◆ Your goal: Beneath this task is a listing; retype all of it exactly.

◆ Figure contents as structured data:
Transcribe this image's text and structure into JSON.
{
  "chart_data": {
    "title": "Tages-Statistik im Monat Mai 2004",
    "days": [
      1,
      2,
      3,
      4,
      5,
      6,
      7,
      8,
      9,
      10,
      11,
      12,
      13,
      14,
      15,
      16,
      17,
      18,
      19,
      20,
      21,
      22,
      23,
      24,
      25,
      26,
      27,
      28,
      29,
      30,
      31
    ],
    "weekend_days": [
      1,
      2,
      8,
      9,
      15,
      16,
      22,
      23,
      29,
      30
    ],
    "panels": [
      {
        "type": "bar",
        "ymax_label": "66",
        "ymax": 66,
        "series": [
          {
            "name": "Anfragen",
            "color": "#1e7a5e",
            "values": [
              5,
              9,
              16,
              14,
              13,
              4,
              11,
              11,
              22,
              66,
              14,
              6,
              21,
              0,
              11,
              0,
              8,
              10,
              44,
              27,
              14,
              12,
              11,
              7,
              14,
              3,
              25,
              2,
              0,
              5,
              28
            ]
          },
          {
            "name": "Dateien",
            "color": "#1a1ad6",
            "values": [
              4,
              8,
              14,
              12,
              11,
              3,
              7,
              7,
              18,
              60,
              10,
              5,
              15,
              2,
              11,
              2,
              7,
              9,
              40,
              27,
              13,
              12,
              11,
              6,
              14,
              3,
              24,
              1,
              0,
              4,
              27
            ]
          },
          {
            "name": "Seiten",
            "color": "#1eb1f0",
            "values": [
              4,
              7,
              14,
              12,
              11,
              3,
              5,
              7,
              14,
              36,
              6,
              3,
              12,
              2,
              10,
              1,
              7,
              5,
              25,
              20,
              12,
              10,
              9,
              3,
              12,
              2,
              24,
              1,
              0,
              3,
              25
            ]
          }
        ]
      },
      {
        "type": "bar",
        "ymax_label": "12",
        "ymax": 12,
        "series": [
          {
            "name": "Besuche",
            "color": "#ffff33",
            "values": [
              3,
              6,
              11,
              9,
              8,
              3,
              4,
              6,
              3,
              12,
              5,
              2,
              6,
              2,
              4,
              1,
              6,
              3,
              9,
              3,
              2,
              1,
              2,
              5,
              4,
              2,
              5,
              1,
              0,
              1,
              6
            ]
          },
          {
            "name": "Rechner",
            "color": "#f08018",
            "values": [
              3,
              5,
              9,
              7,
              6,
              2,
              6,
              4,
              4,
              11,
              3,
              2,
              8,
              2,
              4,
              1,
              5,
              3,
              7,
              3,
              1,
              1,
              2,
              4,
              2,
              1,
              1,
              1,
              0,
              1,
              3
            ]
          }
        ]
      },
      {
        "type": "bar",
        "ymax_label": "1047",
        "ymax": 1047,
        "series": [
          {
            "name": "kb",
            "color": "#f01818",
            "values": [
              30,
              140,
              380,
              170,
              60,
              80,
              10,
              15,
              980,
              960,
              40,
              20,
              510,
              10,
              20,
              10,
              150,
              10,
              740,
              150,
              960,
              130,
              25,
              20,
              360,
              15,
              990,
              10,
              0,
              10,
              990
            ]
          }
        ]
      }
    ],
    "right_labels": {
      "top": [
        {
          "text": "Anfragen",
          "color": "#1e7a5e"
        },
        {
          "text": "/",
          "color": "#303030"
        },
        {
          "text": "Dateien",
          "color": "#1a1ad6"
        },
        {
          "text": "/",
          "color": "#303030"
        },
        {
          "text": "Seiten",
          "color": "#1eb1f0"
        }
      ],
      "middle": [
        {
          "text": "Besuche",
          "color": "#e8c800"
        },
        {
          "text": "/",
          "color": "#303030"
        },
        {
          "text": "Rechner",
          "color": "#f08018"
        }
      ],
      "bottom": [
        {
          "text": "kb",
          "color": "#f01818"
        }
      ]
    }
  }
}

◆ Answer to this problem:
Transcribe this image's text and structure into JSON.
{
  "chart_data": {
    "title": "Tages-Statistik im Monat Mai 2004",
    "days": [
      1,
      2,
      3,
      4,
      5,
      6,
      7,
      8,
      9,
      10,
      11,
      12,
      13,
      14,
      15,
      16,
      17,
      18,
      19,
      20,
      21,
      22,
      23,
      24,
      25,
      26,
      27,
      28,
      29,
      30,
      31
    ],
    "weekend_days": [
      1,
      2,
      8,
      9,
      15,
      16,
      22,
      23,
      29,
      30
    ],
    "panels": [
      {
        "type": "bar",
        "ymax_label": "66",
        "ymax": 66,
        "series": [
          {
            "name": "Anfragen",
            "color": "#1e7a5e",
            "values": [
              5,
              9,
              16,
              14,
              13,
              4,
              11,
              11,
              22,
              66,
              14,
              6,
              21,
              0,
              11,
              0,
              8,
              10,
              44,
              27,
              14,
              12,
              11,
              7,
              14,
              3,
              25,
              2,
              0,
              5,
              28
            ]
          },
          {
            "name": "Dateien",
            "color": "#1a1ad6",
            "values": [
              4,
              8,
              14,
              12,
              11,
              3,
              7,
              7,
              18,
              60,
              10,
              5,
              15,
              2,
              11,
              2,
              7,
              9,
              40,
              27,
              13,
              12,
              11,
              6,
              14,
              3,
              24,
              1,
              0,
              4,
              27
            ]
          },
          {
            "name": "Seiten",
            "color": "#1eb1f0",
            "values": [
              4,
              7,
              14,
              12,
              11,
              3,
              5,
              7,
              14,
              36,
              6,
              3,
              12,
              2,
              10,
              1,
              7,
              5,
              25,
              20,
              12,
              10,
              9,
              3,
              12,
              2,
              24,
              1,
              0,
              3,
              25
            ]
          }
        ]
      },
      {
        "type": "bar",
        "ymax_label": "12",
        "ymax": 12,
        "series": [
          {
            "name": "Besuche",
            "color": "#ffff33",
            "values": [
              3,
              6,
              11,
              9,
              8,
              3,
              4,
              6,
              3,
              12,
              5,
              2,
              6,
              2,
              4,
              1,
              6,
              3,
              9,
              3,
              2,
              1,
              2,
              5,
              4,
              2,
              5,
              1,
              0,
              1,
              6
            ]
          },
          {
            "name": "Rechner",
            "color": "#f08018",
            "values": [
              3,
              5,
              9,
              7,
              6,
              2,
              6,
              4,
              4,
              11,
              3,
              2,
              8,
              2,
              4,
              1,
              5,
              3,
              7,
              3,
              1,
              1,
              2,
              4,
              2,
              1,
              1,
              1,
              0,
              1,
              3
            ]
          }
        ]
      },
      {
        "type": "bar",
        "ymax_label": "1047",
        "ymax": 1047,
        "series": [
          {
            "name": "kb",
            "color": "#f01818",
            "values": [
              30,
              140,
              380,
              170,
              60,
              80,
              10,
              15,
              980,
              960,
              40,
              20,
              510,
              10,
              20,
              10,
              150,
              10,
              740,
              150,
              960,
              130,
              25,
              20,
              360,
              15,
              990,
              10,
              0,
              10,
              990
            ]
          }
        ]
      }
    ],
    "right_labels": {
      "top": [
        {
          "text": "Anfragen",
          "color": "#1e7a5e"
        },
        {
          "text": "/",
          "color": "#303030"
        },
        {
          "text": "Dateien",
          "color": "#1a1ad6"
        },
        {
          "text": "/",
          "color": "#303030"
        },
        {
          "text": "Seiten",
          "color": "#1eb1f0"
        }
      ],
      "middle": [
        {
          "text": "Besuche",
          "color": "#e8c800"
        },
        {
          "text": "/",
          "color": "#303030"
        },
        {
          "text": "Rechner",
          "color": "#f08018"
        }
      ],
      "bottom": [
        {
          "text": "kb",
          "color": "#f01818"
        }
      ]
    }
  }
}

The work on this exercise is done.